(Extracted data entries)
━━━━━━━━━━
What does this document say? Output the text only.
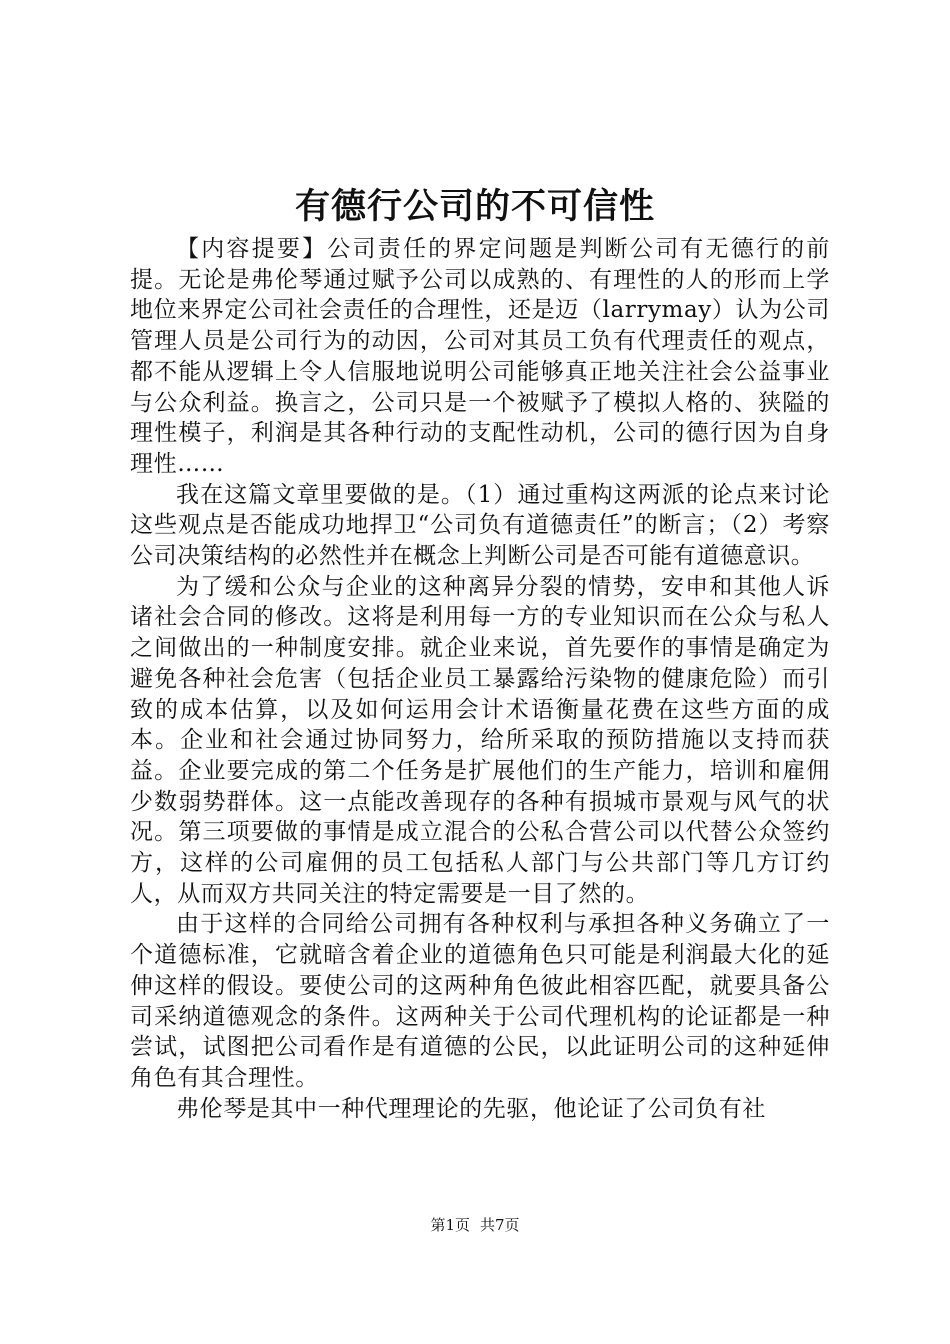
有德行公司的不可信性

【内容提要】公司责任的界定问题是判断公司有无德行的前提。无论是弗伦琴通过赋予公司以成熟的、有理性的人的形而上学地位来界定公司社会责任的合理性，还是迈（larrymay）认为公司管理人员是公司行为的动因，公司对其员工负有代理责任的观点，都不能从逻辑上令人信服地说明公司能够真正地关注社会公益事业与公众利益。换言之，公司只是一个被赋予了模拟人格的、狭隘的理性模子，利润是其各种行动的支配性动机，公司的德行因为自身理性……

我在这篇文章里要做的是。（1）通过重构这两派的论点来讨论这些观点是否能成功地捍卫“公司负有道德责任”的断言；（2）考察公司决策结构的必然性并在概念上判断公司是否可能有道德意识。

为了缓和公众与企业的这种离异分裂的情势，安申和其他人诉诸社会合同的修改。这将是利用每一方的专业知识而在公众与私人之间做出的一种制度安排。就企业来说，首先要作的事情是确定为避免各种社会危害（包括企业员工暴露给污染物的健康危险）而引致的成本估算，以及如何运用会计术语衡量花费在这些方面的成本。企业和社会通过协同努力，给所采取的预防措施以支持而获益。企业要完成的第二个任务是扩展他们的生产能力，培训和雇佣少数弱势群体。这一点能改善现存的各种有损城市景观与风气的状况。第三项要做的事情是成立混合的公私合营公司以代替公众签约方，这样的公司雇佣的员工包括私人部门与公共部门等几方订约人，从而双方共同关注的特定需要是一目了然的。

由于这样的合同给公司拥有各种权利与承担各种义务确立了一个道德标准，它就暗含着企业的道德角色只可能是利润最大化的延伸这样的假设。要使公司的这两种角色彼此相容匹配，就要具备公司采纳道德观念的条件。这两种关于公司代理机构的论证都是一种尝试，试图把公司看作是有道德的公民，以此证明公司的这种延伸角色有其合理性。

弗伦琴是其中一种代理理论的先驱，他论证了公司负有社

第1页 共7页
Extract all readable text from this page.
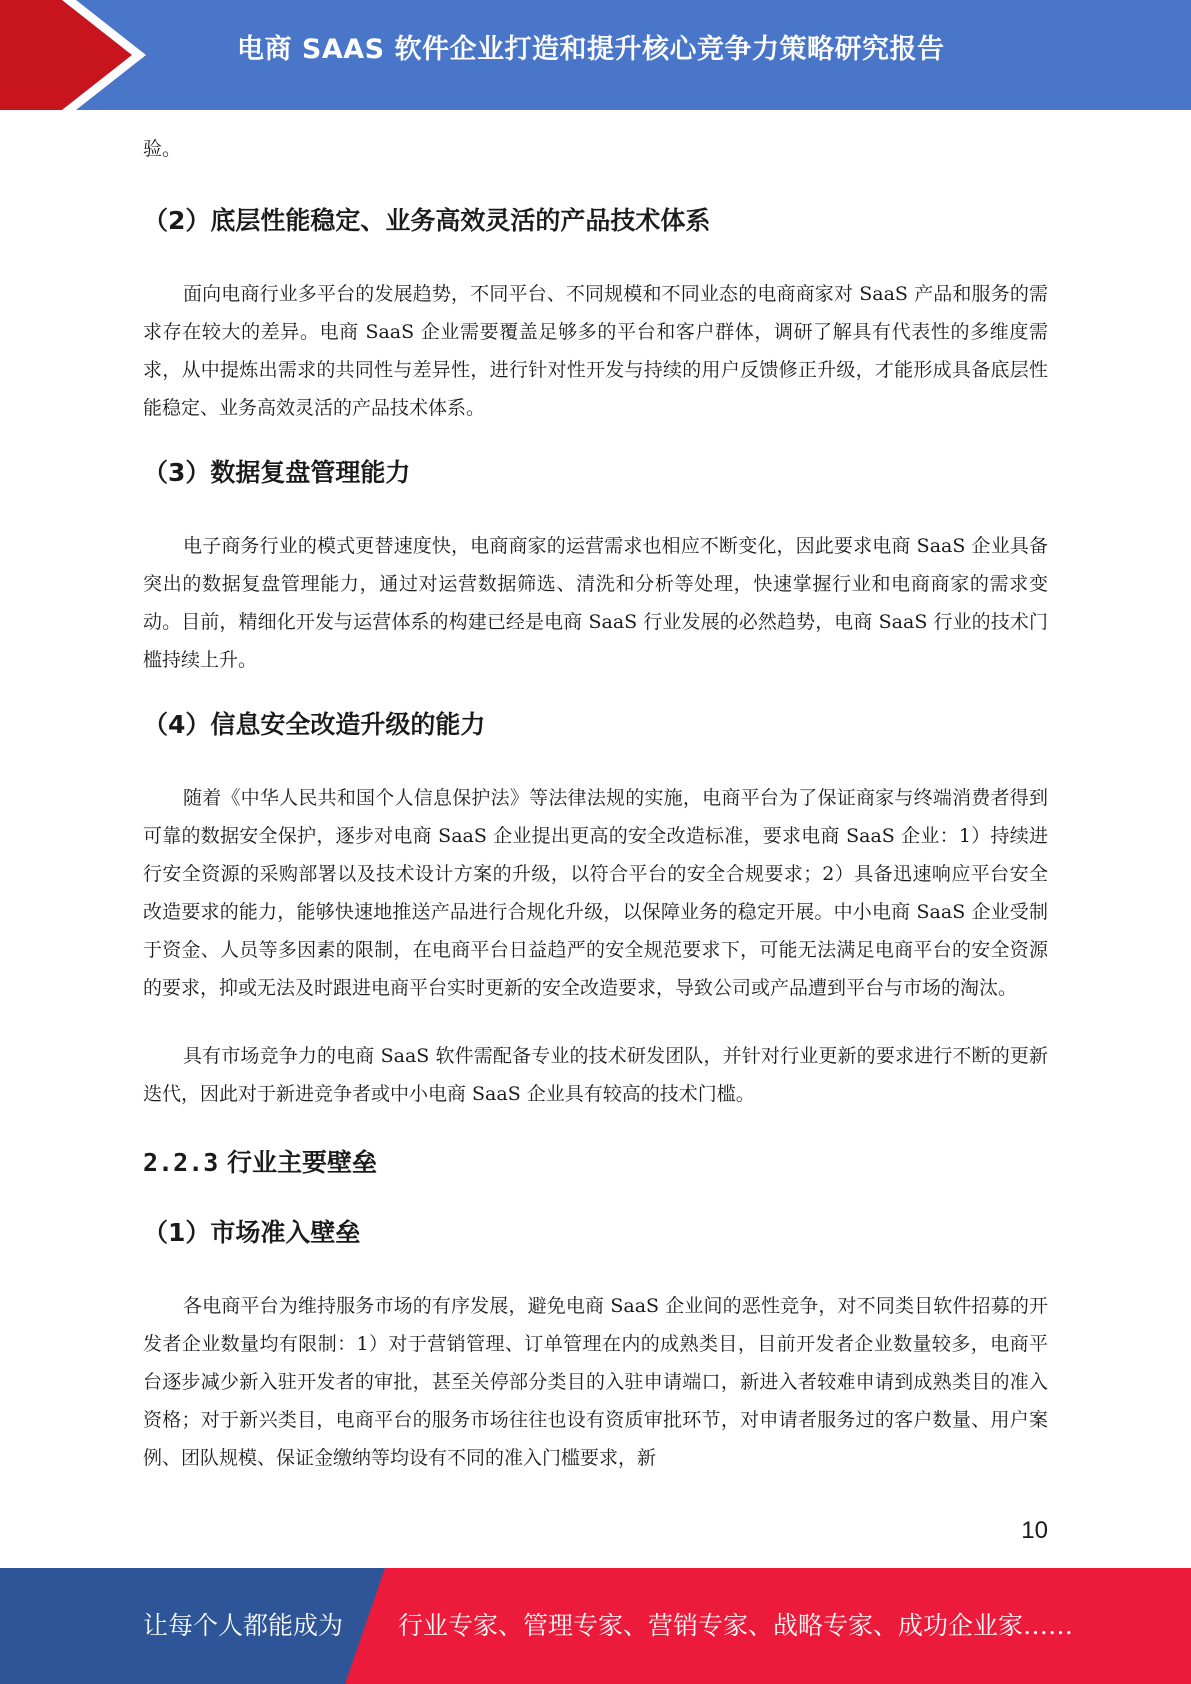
电商 SAAS 软件企业打造和提升核心竞争力策略研究报告

验。

（2）底层性能稳定、业务高效灵活的产品技术体系

面向电商行业多平台的发展趋势，不同平台、不同规模和不同业态的电商商家对 SaaS 产品和服务的需求存在较大的差异。电商 SaaS 企业需要覆盖足够多的平台和客户群体，调研了解具有代表性的多维度需求，从中提炼出需求的共同性与差异性，进行针对性开发与持续的用户反馈修正升级，才能形成具备底层性能稳定、业务高效灵活的产品技术体系。

（3）数据复盘管理能力

电子商务行业的模式更替速度快，电商商家的运营需求也相应不断变化，因此要求电商 SaaS 企业具备突出的数据复盘管理能力，通过对运营数据筛选、清洗和分析等处理，快速掌握行业和电商商家的需求变动。目前，精细化开发与运营体系的构建已经是电商 SaaS 行业发展的必然趋势，电商 SaaS 行业的技术门槛持续上升。

（4）信息安全改造升级的能力

随着《中华人民共和国个人信息保护法》等法律法规的实施，电商平台为了保证商家与终端消费者得到可靠的数据安全保护，逐步对电商 SaaS 企业提出更高的安全改造标准，要求电商 SaaS 企业：1）持续进行安全资源的采购部署以及技术设计方案的升级，以符合平台的安全合规要求；2）具备迅速响应平台安全改造要求的能力，能够快速地推送产品进行合规化升级，以保障业务的稳定开展。中小电商 SaaS 企业受制于资金、人员等多因素的限制，在电商平台日益趋严的安全规范要求下，可能无法满足电商平台的安全资源的要求，抑或无法及时跟进电商平台实时更新的安全改造要求，导致公司或产品遭到平台与市场的淘汰。

具有市场竞争力的电商 SaaS 软件需配备专业的技术研发团队，并针对行业更新的要求进行不断的更新迭代，因此对于新进竞争者或中小电商 SaaS 企业具有较高的技术门槛。

2.2.3 行业主要壁垒
（1）市场准入壁垒

各电商平台为维持服务市场的有序发展，避免电商 SaaS 企业间的恶性竞争，对不同类目软件招募的开发者企业数量均有限制：1）对于营销管理、订单管理在内的成熟类目，目前开发者企业数量较多，电商平台逐步减少新入驻开发者的审批，甚至关停部分类目的入驻申请端口，新进入者较难申请到成熟类目的准入资格；对于新兴类目，电商平台的服务市场往往也设有资质审批环节，对申请者服务过的客户数量、用户案例、团队规模、保证金缴纳等均设有不同的准入门槛要求，新

10
让每个人都能成为 行业专家、管理专家、营销专家、战略专家、成功企业家……
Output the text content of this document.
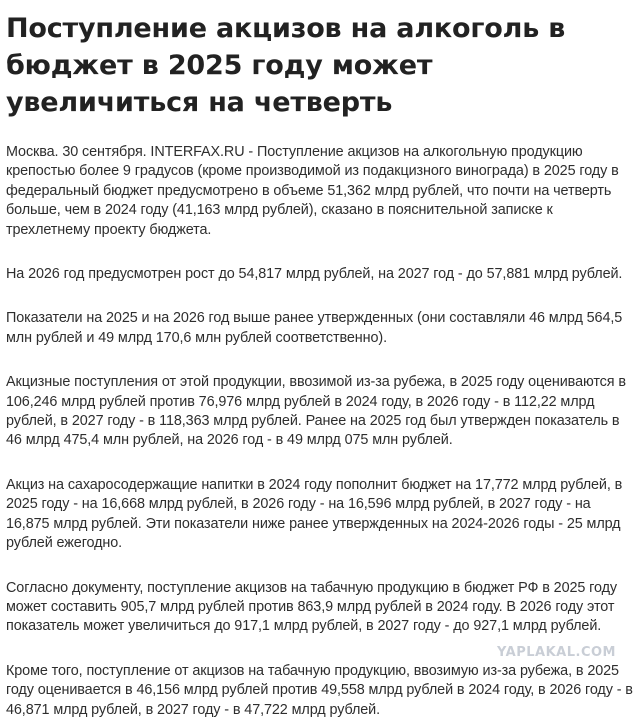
Поступление акцизов на алкоголь в бюджет в 2025 году может увеличиться на четверть

Москва. 30 сентября. INTERFAX.RU - Поступление акцизов на алкогольную продукцию крепостью более 9 градусов (кроме производимой из подакцизного винограда) в 2025 году в федеральный бюджет предусмотрено в объеме 51,362 млрд рублей, что почти на четверть больше, чем в 2024 году (41,163 млрд рублей), сказано в пояснительной записке к трехлетнему проекту бюджета.

На 2026 год предусмотрен рост до 54,817 млрд рублей, на 2027 год - до 57,881 млрд рублей.

Показатели на 2025 и на 2026 год выше ранее утвержденных (они составляли 46 млрд 564,5 млн рублей и 49 млрд 170,6 млн рублей соответственно).

Акцизные поступления от этой продукции, ввозимой из-за рубежа, в 2025 году оцениваются в 106,246 млрд рублей против 76,976 млрд рублей в 2024 году, в 2026 году - в 112,22 млрд рублей, в 2027 году - в 118,363 млрд рублей. Ранее на 2025 год был утвержден показатель в 46 млрд 475,4 млн рублей, на 2026 год - в 49 млрд 075 млн рублей.

Акциз на сахаросодержащие напитки в 2024 году пополнит бюджет на 17,772 млрд рублей, в 2025 году - на 16,668 млрд рублей, в 2026 году - на 16,596 млрд рублей, в 2027 году - на 16,875 млрд рублей. Эти показатели ниже ранее утвержденных на 2024-2026 годы - 25 млрд рублей ежегодно.

Согласно документу, поступление акцизов на табачную продукцию в бюджет РФ в 2025 году может составить 905,7 млрд рублей против 863,9 млрд рублей в 2024 году. В 2026 году этот показатель может увеличиться до 917,1 млрд рублей, в 2027 году - до 927,1 млрд рублей.

Кроме того, поступление от акцизов на табачную продукцию, ввозимую из-за рубежа, в 2025 году оценивается в 46,156 млрд рублей против 49,558 млрд рублей в 2024 году, в 2026 году - в 46,871 млрд рублей, в 2027 году - в 47,722 млрд рублей.

YAPLAKAL.COM
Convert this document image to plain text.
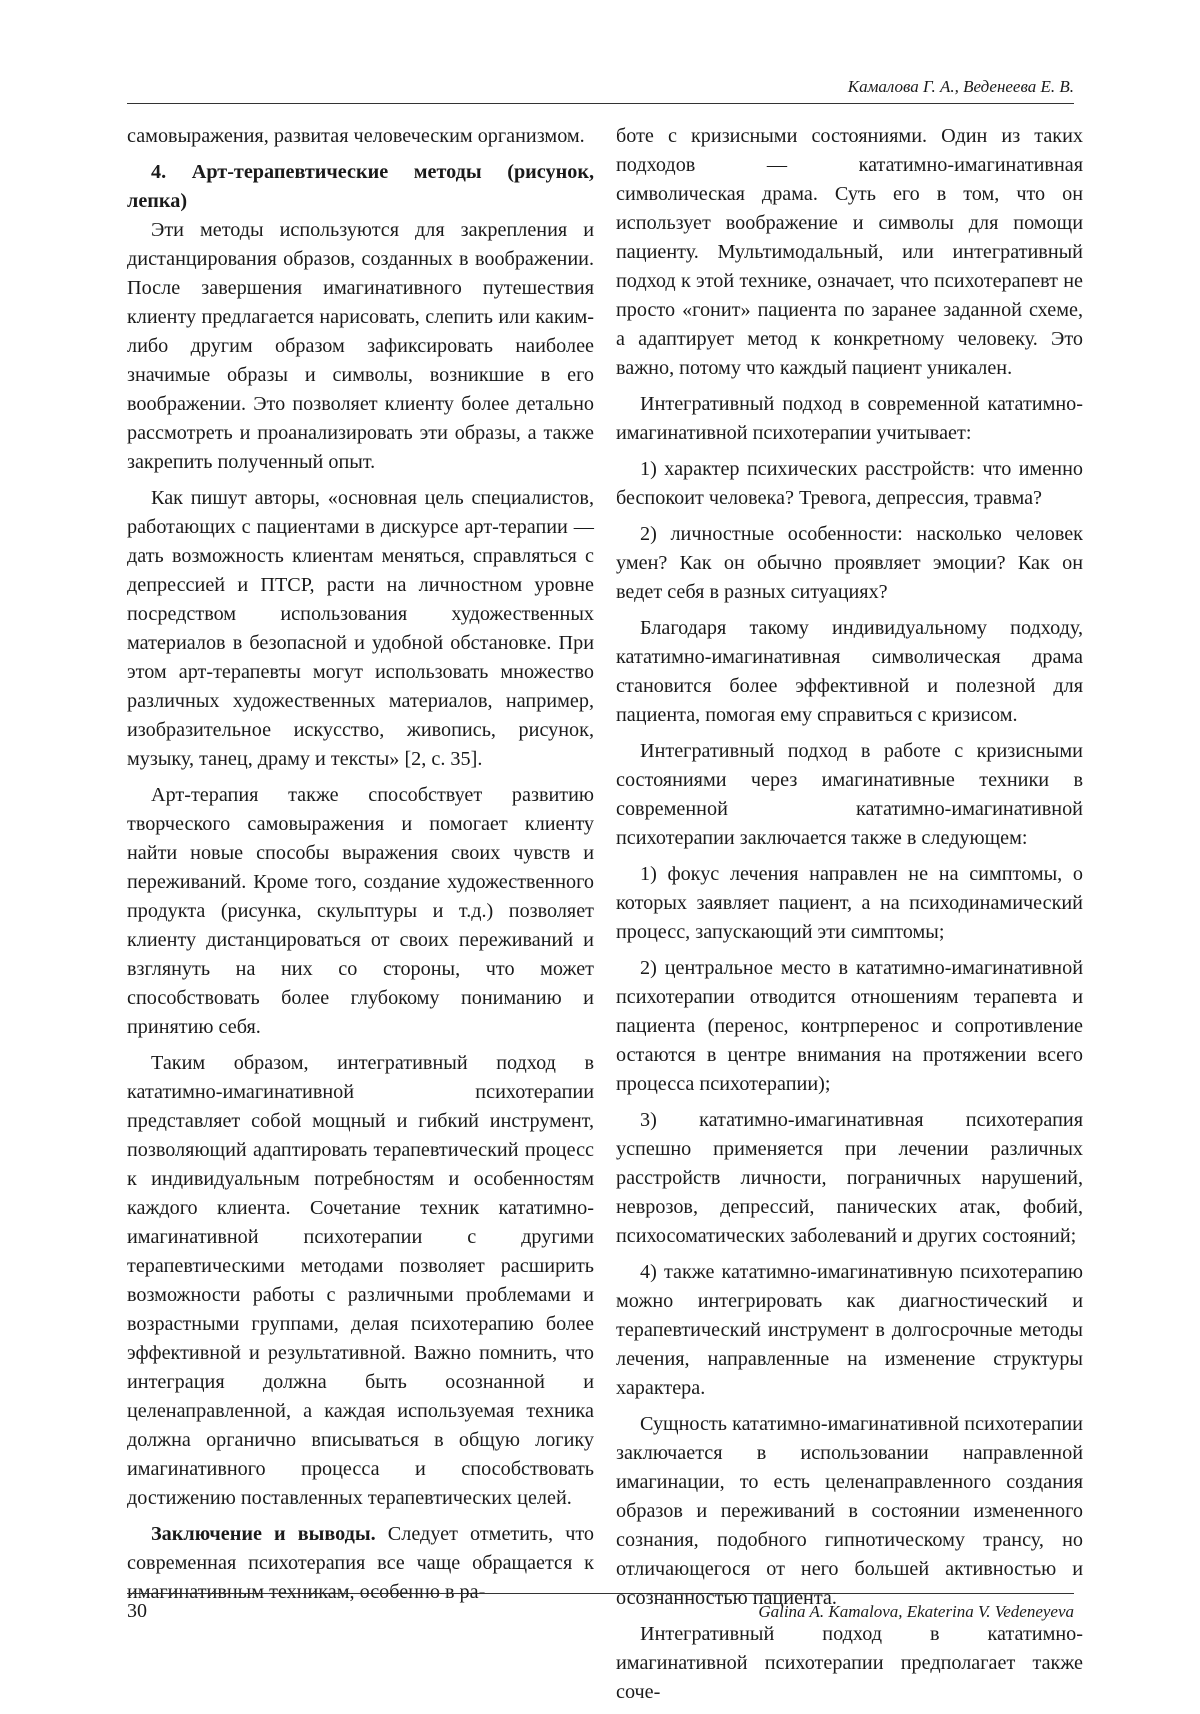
Камалова Г. А., Веденеева Е. В.

самовыражения, развитая человеческим организмом.

4. Арт-терапевтические методы (рисунок, лепка)

Эти методы используются для закрепления и дистанцирования образов, созданных в воображении. После завершения имагинативного путешествия клиенту предлагается нарисовать, слепить или каким-либо другим образом зафиксировать наиболее значимые образы и символы, возникшие в его воображении. Это позволяет клиенту более детально рассмотреть и проанализировать эти образы, а также закрепить полученный опыт.

Как пишут авторы, «основная цель специалистов, работающих с пациентами в дискурсе арт-терапии — дать возможность клиентам меняться, справляться с депрессией и ПТСР, расти на личностном уровне посредством использования художественных материалов в безопасной и удобной обстановке. При этом арт-терапевты могут использовать множество различных художественных материалов, например, изобразительное искусство, живопись, рисунок, музыку, танец, драму и тексты» [2, с. 35].

Арт-терапия также способствует развитию творческого самовыражения и помогает клиенту найти новые способы выражения своих чувств и переживаний. Кроме того, создание художественного продукта (рисунка, скульптуры и т.д.) позволяет клиенту дистанцироваться от своих переживаний и взглянуть на них со стороны, что может способствовать более глубокому пониманию и принятию себя.

Таким образом, интегративный подход в кататимно-имагинативной психотерапии представляет собой мощный и гибкий инструмент, позволяющий адаптировать терапевтический процесс к индивидуальным потребностям и особенностям каждого клиента. Сочетание техник кататимно-имагинативной психотерапии с другими терапевтическими методами позволяет расширить возможности работы с различными проблемами и возрастными группами, делая психотерапию более эффективной и результативной. Важно помнить, что интеграция должна быть осознанной и целенаправленной, а каждая используемая техника должна органично вписываться в общую логику имагинативного процесса и способствовать достижению поставленных терапевтических целей.

Заключение и выводы. Следует отметить, что современная психотерапия все чаще обращается к имагинативным техникам, особенно в ра-

боте с кризисными состояниями. Один из таких подходов — кататимно-имагинативная символическая драма. Суть его в том, что он использует воображение и символы для помощи пациенту. Мультимодальный, или интегративный подход к этой технике, означает, что психотерапевт не просто «гонит» пациента по заранее заданной схеме, а адаптирует метод к конкретному человеку. Это важно, потому что каждый пациент уникален.

Интегративный подход в современной кататимно-имагинативной психотерапии учитывает:

1) характер психических расстройств: что именно беспокоит человека? Тревога, депрессия, травма?

2) личностные особенности: насколько человек умен? Как он обычно проявляет эмоции? Как он ведет себя в разных ситуациях?

Благодаря такому индивидуальному подходу, кататимно-имагинативная символическая драма становится более эффективной и полезной для пациента, помогая ему справиться с кризисом.

Интегративный подход в работе с кризисными состояниями через имагинативные техники в современной кататимно-имагинативной психотерапии заключается также в следующем:

1) фокус лечения направлен не на симптомы, о которых заявляет пациент, а на психодинамический процесс, запускающий эти симптомы;

2) центральное место в кататимно-имагинативной психотерапии отводится отношениям терапевта и пациента (перенос, контрперенос и сопротивление остаются в центре внимания на протяжении всего процесса психотерапии);

3) кататимно-имагинативная психотерапия успешно применяется при лечении различных расстройств личности, пограничных нарушений, неврозов, депрессий, панических атак, фобий, психосоматических заболеваний и других состояний;

4) также кататимно-имагинативную психотерапию можно интегрировать как диагностический и терапевтический инструмент в долгосрочные методы лечения, направленные на изменение структуры характера.

Сущность кататимно-имагинативной психотерапии заключается в использовании направленной имагинации, то есть целенаправленного создания образов и переживаний в состоянии измененного сознания, подобного гипнотическому трансу, но отличающегося от него большей активностью и осознанностью пациента.

Интегративный подход в кататимно-имагинативной психотерапии предполагает также соче-

30	Galina A. Kamalova, Ekaterina V. Vedeneyeva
━━━━━━━━━━
## TASK STATEMENT:
All lines above containing the string "бюджет" are to be collected.

## THE OUTPUT:
Поступление акцизов на алкоголь в бюджет в 2025 году может увеличиться на четверть
Москва. 30 сентября. INTERFAX.RU - Поступление акцизов на алкогольную продукцию крепостью более 9 градусов (кроме производимой из подакцизного винограда) в 2025 году в федеральный бюджет предусмотрено в объеме 51,362 млрд рублей, что почти на четверть больше, чем в 2024 году (41,163 млрд рублей), сказано в пояснительной записке к трехлетнему проекту бюджета.
Акциз на сахаросодержащие напитки в 2024 году пополнит бюджет на 17,772 млрд рублей, в 2025 году - на 16,668 млрд рублей, в 2026 году - на 16,596 млрд рублей, в 2027 году - на 16,875 млрд рублей. Эти показатели ниже ранее утвержденных на 2024-2026 годы - 25 млрд рублей ежегодно.
Согласно документу, поступление акцизов на табачную продукцию в бюджет РФ в 2025 году может составить 905,7 млрд рублей против 863,9 млрд рублей в 2024 году. В 2026 году этот показатель может увеличиться до 917,1 млрд рублей, в 2027 году - до 927,1 млрд рублей.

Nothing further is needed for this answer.